> Problem to solve
Quote, exactly, the line holding "Give me the" and all lines after it to the end of the records below. Exclude pictures.

(Dataset items)

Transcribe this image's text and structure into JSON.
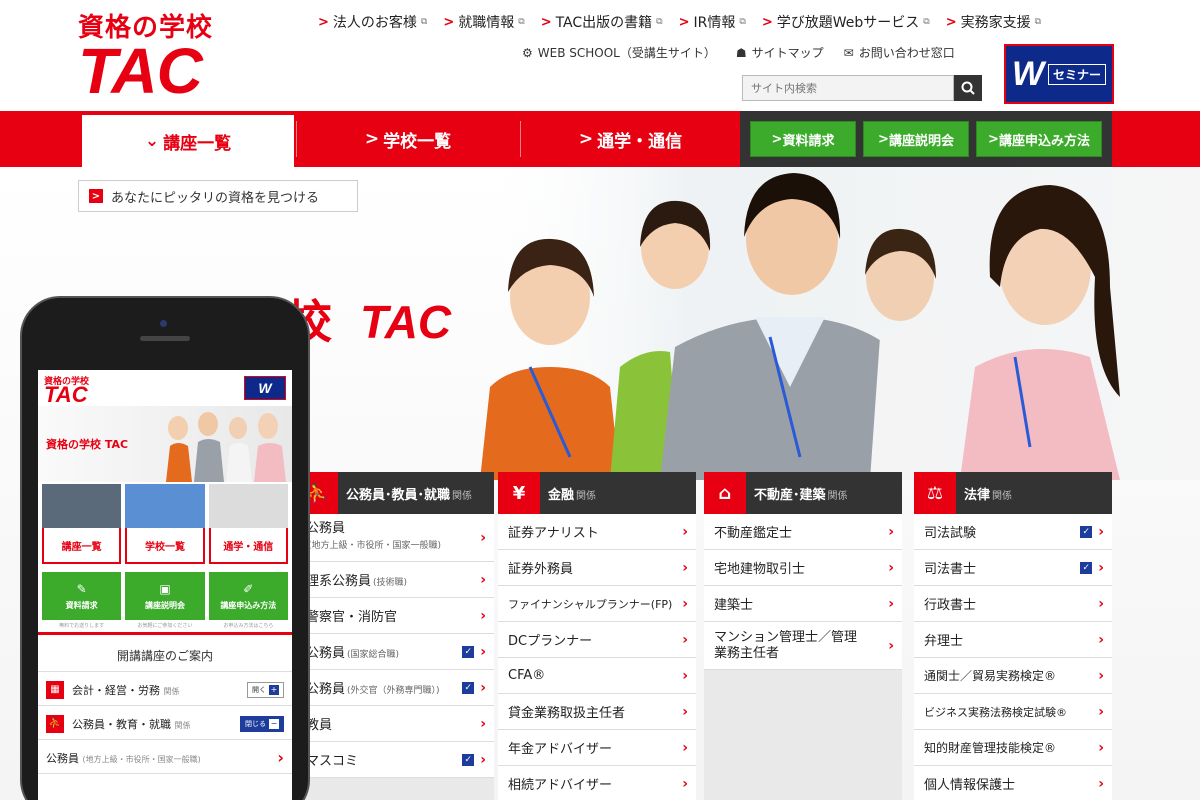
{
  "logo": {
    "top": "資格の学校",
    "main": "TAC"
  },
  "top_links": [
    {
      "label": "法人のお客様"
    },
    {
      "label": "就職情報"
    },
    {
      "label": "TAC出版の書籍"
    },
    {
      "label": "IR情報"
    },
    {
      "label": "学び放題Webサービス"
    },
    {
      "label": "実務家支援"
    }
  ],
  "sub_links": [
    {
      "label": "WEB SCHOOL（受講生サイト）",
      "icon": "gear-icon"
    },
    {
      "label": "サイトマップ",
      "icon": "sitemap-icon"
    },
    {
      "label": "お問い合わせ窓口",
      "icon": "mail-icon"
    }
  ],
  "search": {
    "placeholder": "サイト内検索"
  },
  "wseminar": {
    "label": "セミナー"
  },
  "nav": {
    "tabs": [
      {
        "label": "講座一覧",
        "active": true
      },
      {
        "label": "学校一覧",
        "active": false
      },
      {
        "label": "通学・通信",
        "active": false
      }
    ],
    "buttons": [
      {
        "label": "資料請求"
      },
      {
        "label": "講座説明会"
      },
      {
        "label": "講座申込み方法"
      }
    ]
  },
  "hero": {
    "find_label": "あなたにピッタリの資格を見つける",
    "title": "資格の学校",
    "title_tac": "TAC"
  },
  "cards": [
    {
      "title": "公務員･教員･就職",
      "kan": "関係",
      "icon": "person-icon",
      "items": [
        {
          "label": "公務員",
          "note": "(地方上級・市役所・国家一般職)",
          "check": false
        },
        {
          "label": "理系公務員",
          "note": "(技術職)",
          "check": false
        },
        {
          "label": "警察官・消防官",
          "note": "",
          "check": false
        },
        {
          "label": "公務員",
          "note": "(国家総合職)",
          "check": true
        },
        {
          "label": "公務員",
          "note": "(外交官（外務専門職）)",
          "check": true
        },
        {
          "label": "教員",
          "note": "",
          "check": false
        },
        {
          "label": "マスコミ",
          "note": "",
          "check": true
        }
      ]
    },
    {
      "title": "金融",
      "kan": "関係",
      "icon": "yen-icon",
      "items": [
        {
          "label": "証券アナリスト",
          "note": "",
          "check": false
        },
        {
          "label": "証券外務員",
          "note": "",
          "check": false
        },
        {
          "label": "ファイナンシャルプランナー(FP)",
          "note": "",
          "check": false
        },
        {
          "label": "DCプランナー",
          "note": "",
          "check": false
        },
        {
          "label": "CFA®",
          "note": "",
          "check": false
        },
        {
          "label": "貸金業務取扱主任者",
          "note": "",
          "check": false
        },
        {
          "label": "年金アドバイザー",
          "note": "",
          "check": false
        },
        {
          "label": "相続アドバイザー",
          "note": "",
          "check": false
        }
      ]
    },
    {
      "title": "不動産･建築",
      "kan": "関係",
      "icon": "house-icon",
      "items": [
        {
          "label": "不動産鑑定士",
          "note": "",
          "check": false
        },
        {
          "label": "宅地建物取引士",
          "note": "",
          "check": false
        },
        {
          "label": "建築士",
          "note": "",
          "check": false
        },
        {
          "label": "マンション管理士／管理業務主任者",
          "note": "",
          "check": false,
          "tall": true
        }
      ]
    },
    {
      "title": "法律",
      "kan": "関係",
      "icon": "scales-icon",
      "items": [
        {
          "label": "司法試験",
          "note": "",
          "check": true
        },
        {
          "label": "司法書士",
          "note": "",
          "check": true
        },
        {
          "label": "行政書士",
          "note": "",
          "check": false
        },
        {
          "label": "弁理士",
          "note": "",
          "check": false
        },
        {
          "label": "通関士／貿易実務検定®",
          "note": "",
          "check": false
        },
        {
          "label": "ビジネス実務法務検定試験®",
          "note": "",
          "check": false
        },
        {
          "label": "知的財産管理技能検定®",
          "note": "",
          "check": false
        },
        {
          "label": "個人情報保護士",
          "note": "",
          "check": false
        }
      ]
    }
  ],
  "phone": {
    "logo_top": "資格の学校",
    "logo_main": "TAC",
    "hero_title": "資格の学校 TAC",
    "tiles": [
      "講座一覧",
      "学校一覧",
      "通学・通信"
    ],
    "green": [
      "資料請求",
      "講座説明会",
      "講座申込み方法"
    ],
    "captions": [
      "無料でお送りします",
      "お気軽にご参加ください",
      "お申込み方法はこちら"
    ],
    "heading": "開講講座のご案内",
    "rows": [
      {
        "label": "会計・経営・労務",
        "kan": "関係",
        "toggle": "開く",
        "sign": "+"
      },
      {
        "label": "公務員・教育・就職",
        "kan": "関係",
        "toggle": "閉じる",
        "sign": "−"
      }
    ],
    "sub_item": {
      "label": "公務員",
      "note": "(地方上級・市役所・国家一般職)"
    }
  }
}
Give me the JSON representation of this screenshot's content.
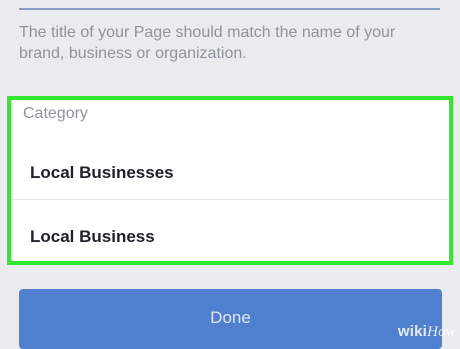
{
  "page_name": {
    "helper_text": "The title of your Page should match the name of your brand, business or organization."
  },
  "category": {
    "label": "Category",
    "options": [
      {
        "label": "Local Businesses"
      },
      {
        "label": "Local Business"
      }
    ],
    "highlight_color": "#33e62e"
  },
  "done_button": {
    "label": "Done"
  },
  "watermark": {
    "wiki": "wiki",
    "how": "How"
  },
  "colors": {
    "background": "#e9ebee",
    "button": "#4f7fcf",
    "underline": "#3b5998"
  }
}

> Task solution
Give me the JSON representation of this screenshot's content.
{
  "page_name": {
    "helper_text": "The title of your Page should match the name of your brand, business or organization."
  },
  "category": {
    "label": "Category",
    "options": [
      {
        "label": "Local Businesses"
      },
      {
        "label": "Local Business"
      }
    ],
    "highlight_color": "#33e62e"
  },
  "done_button": {
    "label": "Done"
  },
  "watermark": {
    "wiki": "wiki",
    "how": "How"
  },
  "colors": {
    "background": "#e9ebee",
    "button": "#4f7fcf",
    "underline": "#3b5998"
  }
}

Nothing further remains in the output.